Exercise directions »
Show every line in the records below that contains the word "been".

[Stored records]
┄┄┄┄┄┄

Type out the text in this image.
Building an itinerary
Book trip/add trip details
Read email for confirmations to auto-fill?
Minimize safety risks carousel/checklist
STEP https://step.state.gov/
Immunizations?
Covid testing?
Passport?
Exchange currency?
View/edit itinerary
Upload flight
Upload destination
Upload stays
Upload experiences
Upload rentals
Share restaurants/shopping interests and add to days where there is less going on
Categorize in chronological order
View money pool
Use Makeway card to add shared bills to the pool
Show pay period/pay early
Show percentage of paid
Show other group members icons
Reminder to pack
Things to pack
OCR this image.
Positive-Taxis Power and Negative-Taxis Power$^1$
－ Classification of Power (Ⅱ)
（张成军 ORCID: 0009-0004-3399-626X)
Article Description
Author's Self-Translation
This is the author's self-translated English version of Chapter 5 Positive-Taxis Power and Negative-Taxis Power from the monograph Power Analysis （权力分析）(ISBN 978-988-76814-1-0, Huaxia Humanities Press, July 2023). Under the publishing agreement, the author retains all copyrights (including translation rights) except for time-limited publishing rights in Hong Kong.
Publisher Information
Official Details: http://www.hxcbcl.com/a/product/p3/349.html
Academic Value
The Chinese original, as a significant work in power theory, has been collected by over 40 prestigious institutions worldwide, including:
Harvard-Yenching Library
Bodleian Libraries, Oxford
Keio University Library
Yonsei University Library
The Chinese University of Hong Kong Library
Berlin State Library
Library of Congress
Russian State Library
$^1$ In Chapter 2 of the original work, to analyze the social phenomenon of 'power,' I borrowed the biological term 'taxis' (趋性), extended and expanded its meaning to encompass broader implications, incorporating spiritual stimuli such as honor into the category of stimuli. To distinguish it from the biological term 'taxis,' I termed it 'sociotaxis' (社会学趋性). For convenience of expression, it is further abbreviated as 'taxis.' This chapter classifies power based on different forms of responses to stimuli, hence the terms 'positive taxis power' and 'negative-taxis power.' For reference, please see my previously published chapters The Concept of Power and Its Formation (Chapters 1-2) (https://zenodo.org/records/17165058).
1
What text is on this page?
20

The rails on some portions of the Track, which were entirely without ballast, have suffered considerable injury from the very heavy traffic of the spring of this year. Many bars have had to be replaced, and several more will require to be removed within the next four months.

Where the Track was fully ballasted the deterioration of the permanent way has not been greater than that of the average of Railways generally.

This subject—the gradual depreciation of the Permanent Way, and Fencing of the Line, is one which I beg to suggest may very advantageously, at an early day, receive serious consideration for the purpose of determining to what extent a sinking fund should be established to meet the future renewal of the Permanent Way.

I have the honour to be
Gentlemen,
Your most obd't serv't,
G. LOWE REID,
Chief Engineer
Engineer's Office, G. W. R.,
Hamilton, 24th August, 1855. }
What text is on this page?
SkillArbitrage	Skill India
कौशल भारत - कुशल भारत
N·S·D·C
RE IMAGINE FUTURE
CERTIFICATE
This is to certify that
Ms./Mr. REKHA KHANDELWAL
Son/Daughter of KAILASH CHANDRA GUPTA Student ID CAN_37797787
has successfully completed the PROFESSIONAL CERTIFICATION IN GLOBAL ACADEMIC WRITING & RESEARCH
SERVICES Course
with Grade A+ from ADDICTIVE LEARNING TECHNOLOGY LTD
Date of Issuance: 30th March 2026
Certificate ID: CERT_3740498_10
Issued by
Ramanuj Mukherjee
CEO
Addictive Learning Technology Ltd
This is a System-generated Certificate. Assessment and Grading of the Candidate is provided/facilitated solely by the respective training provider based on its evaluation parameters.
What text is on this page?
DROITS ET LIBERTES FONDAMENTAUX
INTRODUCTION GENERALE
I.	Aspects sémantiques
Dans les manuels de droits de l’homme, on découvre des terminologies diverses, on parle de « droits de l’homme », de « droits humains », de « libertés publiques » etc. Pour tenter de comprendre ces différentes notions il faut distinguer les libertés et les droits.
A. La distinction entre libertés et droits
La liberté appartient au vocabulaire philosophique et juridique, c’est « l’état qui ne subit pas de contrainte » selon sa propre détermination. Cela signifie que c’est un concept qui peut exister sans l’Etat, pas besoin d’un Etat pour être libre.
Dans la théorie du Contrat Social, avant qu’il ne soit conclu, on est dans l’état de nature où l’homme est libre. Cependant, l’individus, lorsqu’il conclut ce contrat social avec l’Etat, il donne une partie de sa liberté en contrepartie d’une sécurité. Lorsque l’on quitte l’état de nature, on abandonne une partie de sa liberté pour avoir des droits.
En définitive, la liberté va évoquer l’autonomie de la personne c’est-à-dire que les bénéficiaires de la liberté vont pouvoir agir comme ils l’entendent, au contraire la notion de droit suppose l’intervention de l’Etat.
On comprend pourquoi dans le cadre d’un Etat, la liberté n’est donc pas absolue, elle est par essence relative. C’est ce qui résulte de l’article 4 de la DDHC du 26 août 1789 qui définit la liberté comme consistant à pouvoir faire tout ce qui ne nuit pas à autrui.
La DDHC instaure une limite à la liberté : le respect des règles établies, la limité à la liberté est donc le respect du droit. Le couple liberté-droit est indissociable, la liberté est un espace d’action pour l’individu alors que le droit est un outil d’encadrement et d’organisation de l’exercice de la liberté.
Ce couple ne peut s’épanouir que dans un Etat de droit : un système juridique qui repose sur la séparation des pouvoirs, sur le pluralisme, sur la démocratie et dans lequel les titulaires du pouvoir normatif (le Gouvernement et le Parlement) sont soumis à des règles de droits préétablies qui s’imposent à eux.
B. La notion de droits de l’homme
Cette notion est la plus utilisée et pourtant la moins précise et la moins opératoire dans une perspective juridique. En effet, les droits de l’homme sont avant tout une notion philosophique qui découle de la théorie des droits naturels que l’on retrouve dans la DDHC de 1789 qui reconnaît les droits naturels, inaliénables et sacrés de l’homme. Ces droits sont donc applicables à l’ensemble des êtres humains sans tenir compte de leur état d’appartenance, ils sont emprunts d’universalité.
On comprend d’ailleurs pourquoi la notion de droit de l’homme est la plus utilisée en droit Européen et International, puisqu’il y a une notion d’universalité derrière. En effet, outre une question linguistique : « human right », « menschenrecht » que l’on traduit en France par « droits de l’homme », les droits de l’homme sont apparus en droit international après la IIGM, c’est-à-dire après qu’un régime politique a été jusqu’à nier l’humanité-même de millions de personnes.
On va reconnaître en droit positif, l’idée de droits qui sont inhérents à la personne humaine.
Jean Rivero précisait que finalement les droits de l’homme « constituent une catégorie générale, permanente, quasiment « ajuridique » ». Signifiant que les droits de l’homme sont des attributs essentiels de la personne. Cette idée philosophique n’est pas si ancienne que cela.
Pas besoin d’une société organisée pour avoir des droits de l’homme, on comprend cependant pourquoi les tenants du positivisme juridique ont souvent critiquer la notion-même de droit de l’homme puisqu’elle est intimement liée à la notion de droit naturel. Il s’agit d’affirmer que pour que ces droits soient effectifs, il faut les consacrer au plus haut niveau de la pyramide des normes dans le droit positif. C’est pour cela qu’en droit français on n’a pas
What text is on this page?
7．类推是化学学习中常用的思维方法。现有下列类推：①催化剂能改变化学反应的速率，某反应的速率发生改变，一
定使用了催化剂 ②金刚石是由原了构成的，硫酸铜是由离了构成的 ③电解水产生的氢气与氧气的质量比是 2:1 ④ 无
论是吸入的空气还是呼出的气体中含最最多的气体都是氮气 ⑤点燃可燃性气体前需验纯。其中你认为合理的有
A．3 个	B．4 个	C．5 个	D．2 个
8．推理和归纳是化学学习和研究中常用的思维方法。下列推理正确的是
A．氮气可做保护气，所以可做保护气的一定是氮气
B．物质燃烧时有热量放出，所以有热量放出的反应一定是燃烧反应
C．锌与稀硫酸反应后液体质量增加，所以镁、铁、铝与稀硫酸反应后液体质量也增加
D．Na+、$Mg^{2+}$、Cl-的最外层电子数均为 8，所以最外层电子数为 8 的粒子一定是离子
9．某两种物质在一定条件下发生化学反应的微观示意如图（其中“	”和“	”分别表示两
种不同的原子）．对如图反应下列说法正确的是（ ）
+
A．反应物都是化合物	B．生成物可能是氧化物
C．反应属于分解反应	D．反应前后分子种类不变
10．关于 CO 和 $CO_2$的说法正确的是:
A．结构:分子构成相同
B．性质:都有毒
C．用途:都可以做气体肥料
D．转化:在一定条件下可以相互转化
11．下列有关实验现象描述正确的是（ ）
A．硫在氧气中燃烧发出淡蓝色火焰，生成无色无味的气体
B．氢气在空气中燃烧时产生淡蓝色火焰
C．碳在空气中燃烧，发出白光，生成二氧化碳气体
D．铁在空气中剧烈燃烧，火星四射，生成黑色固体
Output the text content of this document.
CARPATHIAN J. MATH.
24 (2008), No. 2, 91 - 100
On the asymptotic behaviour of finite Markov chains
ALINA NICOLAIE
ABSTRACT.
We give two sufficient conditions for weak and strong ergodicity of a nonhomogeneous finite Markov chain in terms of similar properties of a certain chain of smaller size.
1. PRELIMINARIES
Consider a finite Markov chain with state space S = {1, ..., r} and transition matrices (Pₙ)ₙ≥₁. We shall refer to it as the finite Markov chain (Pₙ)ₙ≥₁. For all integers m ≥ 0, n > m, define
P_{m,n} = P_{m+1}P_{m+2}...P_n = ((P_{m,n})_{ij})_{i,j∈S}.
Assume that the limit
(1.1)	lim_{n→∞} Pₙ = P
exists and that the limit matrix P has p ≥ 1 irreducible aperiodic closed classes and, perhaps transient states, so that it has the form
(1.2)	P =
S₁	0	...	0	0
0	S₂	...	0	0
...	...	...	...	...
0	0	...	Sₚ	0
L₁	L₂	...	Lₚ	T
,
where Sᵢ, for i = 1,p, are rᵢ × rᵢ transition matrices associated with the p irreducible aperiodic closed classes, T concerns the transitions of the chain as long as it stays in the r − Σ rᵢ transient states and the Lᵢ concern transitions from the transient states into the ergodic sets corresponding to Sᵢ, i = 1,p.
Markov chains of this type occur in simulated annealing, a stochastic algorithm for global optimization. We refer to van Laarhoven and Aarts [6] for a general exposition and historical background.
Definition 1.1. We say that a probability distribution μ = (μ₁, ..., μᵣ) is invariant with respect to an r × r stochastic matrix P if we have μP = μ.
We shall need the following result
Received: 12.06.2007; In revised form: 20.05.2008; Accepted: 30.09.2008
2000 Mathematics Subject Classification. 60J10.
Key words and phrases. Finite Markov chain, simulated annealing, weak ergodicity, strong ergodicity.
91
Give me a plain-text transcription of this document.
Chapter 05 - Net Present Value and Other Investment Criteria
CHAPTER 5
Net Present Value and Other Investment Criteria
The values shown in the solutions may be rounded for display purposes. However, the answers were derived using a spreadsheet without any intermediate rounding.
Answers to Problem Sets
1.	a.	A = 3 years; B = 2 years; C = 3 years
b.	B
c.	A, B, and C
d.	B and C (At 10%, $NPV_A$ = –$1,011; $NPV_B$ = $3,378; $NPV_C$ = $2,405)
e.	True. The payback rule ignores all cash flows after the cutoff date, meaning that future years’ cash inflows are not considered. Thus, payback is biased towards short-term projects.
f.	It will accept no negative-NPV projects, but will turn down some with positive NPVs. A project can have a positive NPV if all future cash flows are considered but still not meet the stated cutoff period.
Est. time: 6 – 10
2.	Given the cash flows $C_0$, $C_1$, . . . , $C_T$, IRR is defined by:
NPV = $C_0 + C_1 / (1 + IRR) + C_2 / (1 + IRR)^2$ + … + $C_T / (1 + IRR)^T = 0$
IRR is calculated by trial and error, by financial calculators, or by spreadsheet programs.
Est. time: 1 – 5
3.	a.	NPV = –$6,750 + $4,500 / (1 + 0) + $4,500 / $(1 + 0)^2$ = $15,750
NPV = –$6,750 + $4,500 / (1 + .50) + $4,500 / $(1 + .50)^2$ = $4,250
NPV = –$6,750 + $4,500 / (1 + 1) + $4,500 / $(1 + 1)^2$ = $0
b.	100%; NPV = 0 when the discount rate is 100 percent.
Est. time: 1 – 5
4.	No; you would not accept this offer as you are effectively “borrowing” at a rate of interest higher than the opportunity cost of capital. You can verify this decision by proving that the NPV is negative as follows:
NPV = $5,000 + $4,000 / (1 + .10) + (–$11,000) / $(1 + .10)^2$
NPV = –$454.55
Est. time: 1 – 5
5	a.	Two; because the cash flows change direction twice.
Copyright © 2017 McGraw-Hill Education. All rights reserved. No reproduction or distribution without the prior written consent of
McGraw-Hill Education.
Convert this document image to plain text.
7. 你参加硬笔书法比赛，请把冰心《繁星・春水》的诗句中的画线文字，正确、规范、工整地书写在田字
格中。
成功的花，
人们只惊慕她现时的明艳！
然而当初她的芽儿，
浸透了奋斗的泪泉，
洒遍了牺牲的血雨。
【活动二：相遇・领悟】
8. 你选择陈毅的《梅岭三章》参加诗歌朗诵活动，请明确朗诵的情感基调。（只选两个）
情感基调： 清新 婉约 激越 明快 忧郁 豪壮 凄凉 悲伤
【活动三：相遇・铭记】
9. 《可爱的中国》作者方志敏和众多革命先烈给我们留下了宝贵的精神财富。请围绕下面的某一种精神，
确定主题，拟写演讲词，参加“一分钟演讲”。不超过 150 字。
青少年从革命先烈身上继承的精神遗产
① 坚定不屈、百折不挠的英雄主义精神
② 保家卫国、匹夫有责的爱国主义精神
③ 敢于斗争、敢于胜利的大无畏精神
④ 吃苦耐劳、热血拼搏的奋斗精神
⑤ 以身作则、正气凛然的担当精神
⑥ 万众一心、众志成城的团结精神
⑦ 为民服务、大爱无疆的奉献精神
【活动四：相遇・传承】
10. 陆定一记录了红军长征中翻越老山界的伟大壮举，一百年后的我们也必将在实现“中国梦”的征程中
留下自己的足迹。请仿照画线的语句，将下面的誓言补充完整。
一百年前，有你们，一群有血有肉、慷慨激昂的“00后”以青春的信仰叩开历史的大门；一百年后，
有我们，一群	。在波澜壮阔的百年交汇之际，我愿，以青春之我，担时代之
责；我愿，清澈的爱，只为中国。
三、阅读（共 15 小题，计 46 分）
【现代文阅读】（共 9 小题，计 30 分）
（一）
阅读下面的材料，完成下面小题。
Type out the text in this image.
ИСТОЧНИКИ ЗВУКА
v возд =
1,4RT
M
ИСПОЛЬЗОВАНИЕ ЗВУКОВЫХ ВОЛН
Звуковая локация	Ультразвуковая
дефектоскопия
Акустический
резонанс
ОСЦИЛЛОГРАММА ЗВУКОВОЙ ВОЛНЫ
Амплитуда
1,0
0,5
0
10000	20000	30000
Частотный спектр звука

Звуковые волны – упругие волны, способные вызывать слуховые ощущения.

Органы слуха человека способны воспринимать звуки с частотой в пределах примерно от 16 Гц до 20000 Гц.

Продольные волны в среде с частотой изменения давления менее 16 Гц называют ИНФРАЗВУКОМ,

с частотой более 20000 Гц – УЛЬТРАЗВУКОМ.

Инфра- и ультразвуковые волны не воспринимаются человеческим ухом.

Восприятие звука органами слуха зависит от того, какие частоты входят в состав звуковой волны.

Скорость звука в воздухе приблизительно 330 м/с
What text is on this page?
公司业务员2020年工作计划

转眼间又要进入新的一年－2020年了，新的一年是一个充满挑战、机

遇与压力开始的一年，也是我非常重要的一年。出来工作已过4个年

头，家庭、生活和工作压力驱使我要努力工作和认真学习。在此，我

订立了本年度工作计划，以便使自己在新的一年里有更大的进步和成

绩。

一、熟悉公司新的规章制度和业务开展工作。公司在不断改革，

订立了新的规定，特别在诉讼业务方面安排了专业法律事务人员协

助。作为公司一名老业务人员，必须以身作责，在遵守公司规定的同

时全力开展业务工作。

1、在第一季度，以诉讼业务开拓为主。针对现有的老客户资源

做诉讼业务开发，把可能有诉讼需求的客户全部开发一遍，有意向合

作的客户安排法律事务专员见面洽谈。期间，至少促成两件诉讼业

┄┄┄┄┄┄

Final answer »
The Chinese original, as a significant work in power theory, has been collected by over 40 prestigious institutions worldwide, including:
Where the Track was fully ballasted the deterioration of the permanent way has not been greater than that of the average of Railways generally.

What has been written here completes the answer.